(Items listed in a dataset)

--- Start ---

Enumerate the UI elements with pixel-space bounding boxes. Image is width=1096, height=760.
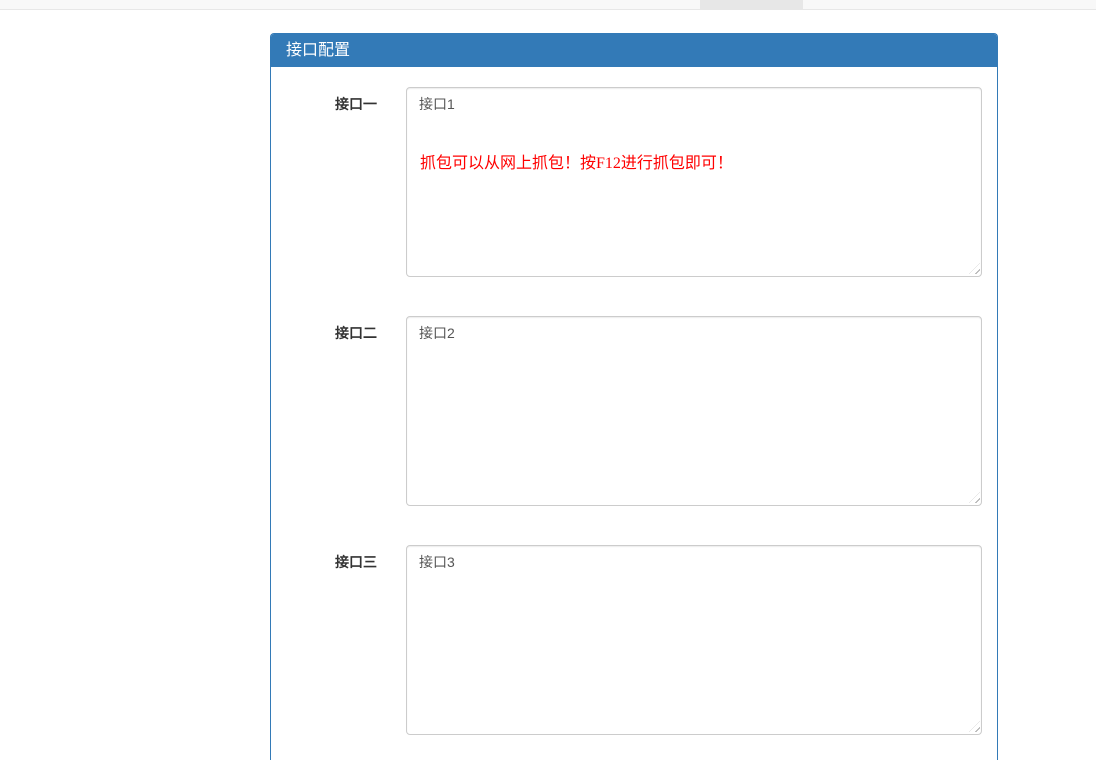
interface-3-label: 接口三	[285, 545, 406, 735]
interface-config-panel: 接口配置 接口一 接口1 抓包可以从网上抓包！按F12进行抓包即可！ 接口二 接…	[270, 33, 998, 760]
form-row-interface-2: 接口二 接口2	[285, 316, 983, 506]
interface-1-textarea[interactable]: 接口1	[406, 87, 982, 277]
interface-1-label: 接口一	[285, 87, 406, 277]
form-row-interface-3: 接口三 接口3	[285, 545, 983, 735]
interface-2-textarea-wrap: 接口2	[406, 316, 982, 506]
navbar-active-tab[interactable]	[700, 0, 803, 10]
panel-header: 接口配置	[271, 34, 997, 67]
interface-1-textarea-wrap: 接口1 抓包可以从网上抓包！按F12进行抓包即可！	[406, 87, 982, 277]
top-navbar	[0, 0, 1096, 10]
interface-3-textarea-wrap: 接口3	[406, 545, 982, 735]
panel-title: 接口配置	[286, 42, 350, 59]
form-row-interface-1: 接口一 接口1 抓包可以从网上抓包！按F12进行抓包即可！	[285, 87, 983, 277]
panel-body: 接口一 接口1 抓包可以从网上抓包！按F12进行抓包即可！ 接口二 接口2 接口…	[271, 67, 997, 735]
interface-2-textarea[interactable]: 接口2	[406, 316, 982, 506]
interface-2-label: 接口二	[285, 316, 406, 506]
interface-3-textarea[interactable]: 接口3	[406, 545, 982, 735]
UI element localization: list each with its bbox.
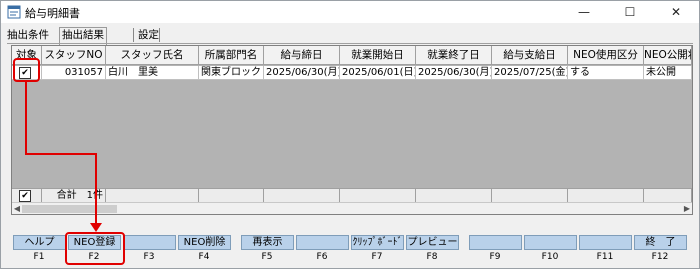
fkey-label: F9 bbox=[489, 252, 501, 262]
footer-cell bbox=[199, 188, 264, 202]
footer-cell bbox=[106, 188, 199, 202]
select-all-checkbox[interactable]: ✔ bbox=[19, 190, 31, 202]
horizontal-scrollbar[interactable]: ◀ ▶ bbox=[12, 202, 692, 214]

--- End ---

TASK INSTRUCTIONS ▸ Render every line of the items above as a numbered list, leaving out blank lines and omitting the pictures.

THE SOLUTION ▸
1. Enumerate the UI elements with pixel-space bounding boxes. Image is width=1096, height=760.
2. interface-3-label: 接口三	[285, 545, 406, 735]
3. interface-config-panel: 接口配置 接口一 接口1 抓包可以从网上抓包！按F12进行抓包即可！ 接口二 接…	[270, 33, 998, 760]
4. form-row-interface-2: 接口二 接口2	[285, 316, 983, 506]
5. interface-1-textarea[interactable]: 接口1	[406, 87, 982, 277]
6. interface-1-label: 接口一	[285, 87, 406, 277]
7. form-row-interface-3: 接口三 接口3	[285, 545, 983, 735]
8. interface-2-textarea-wrap: 接口2	[406, 316, 982, 506]
9. navbar-active-tab[interactable]	[700, 0, 803, 10]
10. panel-header: 接口配置	[271, 34, 997, 67]
11. interface-1-textarea-wrap: 接口1 抓包可以从网上抓包！按F12进行抓包即可！	[406, 87, 982, 277]
12. top-navbar	[0, 0, 1096, 10]
13. interface-3-textarea-wrap: 接口3	[406, 545, 982, 735]
14. panel-title: 接口配置	[286, 42, 350, 59]
15. form-row-interface-1: 接口一 接口1 抓包可以从网上抓包！按F12进行抓包即可！	[285, 87, 983, 277]
16. panel-body: 接口一 接口1 抓包可以从网上抓包！按F12进行抓包即可！ 接口二 接口2 接口…	[271, 67, 997, 735]
17. interface-2-textarea[interactable]: 接口2	[406, 316, 982, 506]
18. interface-2-label: 接口二	[285, 316, 406, 506]
19. interface-3-textarea[interactable]: 接口3	[406, 545, 982, 735]
20. UI element localization: list each with its bbox.
21. fkey-label: F9 bbox=[489, 252, 501, 262]
22. footer-cell bbox=[199, 188, 264, 202]
23. footer-cell bbox=[106, 188, 199, 202]
24. select-all-checkbox[interactable]: ✔ bbox=[19, 190, 31, 202]
25. horizontal-scrollbar[interactable]: ◀ ▶ bbox=[12, 202, 692, 214]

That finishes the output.